Brano da leggere:
· · · · ·

Gli investigatori hanno trovato la bambina morta, con piaghe sul corpo, segno dei pannolini lasciati addosso per interi giorni, considerato che non era la prima volta che Alessia Pifferi lasciava sua figlia da sola per interi fine settimana. Il biberon vuoto, i segni di latte sul volto, il pannolino strappato e lanciato oltre le sbarre del lettino da campeggio.

Davanti al gip Fabrizio Filice e l’avvocato Raffaella Brambilla, la donna è stata interrogata per circa due ore nel carcere di San Vittore a Milano. Interrogatorio di convalida di fermo con l’accusa di omicidio volontario aggravato anche dai futili motivi e dalla premeditazione per aver lasciato la sua bimba di quasi un anno e mezzo sola in casa per quasi una settimana, causandone la morte per stenti. La Procura ha chiesto per Alessia Pifferi la custodia in carcere. Il Pm De Tommasi, ha ribadito come la Pifferi non si sia fatta scrupoli nel lasciare da sola la piccola Diana, senza interessarsi a lei e pur sapendo che avrebbe potuto cagionarle la morte; tutto per portare avanti le varie relazioni e divertirsi. La donna è ritenuta pericolosa, e capace di reiterazione del reato.

· · · · ·

[Dati per il rilevamento del layout dei documenti]
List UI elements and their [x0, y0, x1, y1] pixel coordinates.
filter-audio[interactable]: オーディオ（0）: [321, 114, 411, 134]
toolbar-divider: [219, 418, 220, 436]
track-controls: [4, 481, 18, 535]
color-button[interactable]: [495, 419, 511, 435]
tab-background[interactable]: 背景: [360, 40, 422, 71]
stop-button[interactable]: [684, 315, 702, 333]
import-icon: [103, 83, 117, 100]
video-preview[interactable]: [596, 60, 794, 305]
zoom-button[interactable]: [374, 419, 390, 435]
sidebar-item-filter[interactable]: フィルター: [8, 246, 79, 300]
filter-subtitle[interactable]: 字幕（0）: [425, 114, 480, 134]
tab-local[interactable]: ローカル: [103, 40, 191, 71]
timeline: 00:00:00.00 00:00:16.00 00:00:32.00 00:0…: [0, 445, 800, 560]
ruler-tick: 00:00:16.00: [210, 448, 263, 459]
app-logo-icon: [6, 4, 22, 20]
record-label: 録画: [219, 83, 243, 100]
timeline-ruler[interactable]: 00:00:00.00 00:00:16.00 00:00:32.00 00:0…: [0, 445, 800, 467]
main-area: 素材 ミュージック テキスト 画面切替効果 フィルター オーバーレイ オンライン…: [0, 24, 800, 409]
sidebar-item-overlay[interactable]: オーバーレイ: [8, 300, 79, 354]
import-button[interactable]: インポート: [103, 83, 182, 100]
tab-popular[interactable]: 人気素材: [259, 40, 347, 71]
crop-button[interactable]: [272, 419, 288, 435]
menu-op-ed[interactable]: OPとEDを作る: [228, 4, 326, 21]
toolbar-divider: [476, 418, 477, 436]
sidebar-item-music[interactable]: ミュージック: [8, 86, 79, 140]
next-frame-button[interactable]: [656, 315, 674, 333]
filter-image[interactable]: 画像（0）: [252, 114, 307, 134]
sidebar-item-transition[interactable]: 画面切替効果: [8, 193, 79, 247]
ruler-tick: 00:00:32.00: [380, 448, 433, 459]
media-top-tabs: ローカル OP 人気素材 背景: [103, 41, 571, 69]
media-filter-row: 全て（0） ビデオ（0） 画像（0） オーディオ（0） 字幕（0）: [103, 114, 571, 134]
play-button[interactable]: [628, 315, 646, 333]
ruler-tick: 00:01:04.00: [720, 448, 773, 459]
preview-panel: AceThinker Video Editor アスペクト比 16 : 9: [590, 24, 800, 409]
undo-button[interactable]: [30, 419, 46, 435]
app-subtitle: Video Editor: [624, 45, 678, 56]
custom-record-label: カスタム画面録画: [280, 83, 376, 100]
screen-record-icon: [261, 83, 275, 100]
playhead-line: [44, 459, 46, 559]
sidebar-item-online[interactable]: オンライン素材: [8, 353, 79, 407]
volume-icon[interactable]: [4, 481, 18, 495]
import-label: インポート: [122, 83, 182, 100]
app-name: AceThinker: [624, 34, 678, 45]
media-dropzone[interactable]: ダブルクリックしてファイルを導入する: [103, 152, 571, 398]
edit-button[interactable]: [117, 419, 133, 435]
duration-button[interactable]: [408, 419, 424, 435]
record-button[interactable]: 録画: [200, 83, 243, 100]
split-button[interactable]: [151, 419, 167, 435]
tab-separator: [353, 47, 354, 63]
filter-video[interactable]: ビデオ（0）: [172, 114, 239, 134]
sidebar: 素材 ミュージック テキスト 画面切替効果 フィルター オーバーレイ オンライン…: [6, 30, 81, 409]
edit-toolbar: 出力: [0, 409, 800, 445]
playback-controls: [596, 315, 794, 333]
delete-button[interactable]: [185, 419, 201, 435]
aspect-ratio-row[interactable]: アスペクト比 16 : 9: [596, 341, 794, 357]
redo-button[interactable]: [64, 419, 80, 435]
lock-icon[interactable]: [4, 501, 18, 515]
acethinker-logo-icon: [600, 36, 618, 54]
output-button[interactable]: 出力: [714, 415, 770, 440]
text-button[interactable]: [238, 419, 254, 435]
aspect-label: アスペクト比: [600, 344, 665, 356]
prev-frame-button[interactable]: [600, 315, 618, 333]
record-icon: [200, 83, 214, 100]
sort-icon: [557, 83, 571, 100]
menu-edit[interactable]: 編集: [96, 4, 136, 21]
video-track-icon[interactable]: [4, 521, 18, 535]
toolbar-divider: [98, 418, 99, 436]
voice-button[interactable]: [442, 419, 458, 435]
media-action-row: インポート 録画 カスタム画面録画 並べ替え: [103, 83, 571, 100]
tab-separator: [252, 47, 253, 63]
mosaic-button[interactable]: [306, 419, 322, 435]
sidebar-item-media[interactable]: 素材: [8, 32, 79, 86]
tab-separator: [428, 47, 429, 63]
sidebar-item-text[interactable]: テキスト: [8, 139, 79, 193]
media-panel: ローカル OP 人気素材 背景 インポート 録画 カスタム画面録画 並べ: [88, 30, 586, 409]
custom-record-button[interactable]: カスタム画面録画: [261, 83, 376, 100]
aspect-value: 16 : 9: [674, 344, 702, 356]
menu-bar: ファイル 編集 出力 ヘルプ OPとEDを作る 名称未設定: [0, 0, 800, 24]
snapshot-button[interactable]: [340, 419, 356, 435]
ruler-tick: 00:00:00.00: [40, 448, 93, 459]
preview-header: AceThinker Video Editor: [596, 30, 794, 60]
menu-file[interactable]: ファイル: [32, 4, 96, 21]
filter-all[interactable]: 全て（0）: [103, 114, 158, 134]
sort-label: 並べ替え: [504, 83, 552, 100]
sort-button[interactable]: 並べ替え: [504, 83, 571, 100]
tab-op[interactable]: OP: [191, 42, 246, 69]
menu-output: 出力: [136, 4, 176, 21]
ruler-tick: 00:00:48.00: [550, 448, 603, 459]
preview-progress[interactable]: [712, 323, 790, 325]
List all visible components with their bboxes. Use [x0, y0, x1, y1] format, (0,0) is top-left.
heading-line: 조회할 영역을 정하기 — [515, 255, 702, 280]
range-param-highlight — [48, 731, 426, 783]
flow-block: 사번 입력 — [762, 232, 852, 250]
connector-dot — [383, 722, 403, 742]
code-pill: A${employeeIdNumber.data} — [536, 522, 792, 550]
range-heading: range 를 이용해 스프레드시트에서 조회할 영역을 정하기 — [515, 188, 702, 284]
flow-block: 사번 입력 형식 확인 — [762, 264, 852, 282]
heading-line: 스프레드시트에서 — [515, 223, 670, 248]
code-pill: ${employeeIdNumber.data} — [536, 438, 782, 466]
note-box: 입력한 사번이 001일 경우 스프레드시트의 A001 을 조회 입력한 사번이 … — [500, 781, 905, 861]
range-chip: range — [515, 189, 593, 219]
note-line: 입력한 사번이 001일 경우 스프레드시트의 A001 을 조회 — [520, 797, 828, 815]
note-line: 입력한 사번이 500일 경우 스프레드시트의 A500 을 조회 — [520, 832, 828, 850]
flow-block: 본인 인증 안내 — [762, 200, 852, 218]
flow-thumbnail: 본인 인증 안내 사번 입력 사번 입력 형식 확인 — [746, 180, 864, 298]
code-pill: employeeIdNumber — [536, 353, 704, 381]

· · · · ·

Trascrivi dal brano sulla morte della piccola Diana il tratto che si apre con le parole contenenti "Davanti al gip" e si chiude con "reiterazione del reato.".

Soluzione del compito:
Davanti al gip Fabrizio Filice e l’avvocato Raffaella Brambilla, la donna è stata interrogata per circa due ore nel carcere di San Vittore a Milano. Interrogatorio di convalida di fermo con l’accusa di omicidio volontario aggravato anche dai futili motivi e dalla premeditazione per aver lasciato la sua bimba di quasi un anno e mezzo sola in casa per quasi una settimana, causandone la morte per stenti. La Procura ha chiesto per Alessia Pifferi la custodia in carcere. Il Pm De Tommasi, ha ribadito come la Pifferi non si sia fatta scrupoli nel lasciare da sola la piccola Diana, senza interessarsi a lei e pur sapendo che avrebbe potuto cagionarle la morte; tutto per portare avanti le varie relazioni e divertirsi. La donna è ritenuta pericolosa, e capace di reiterazione del reato.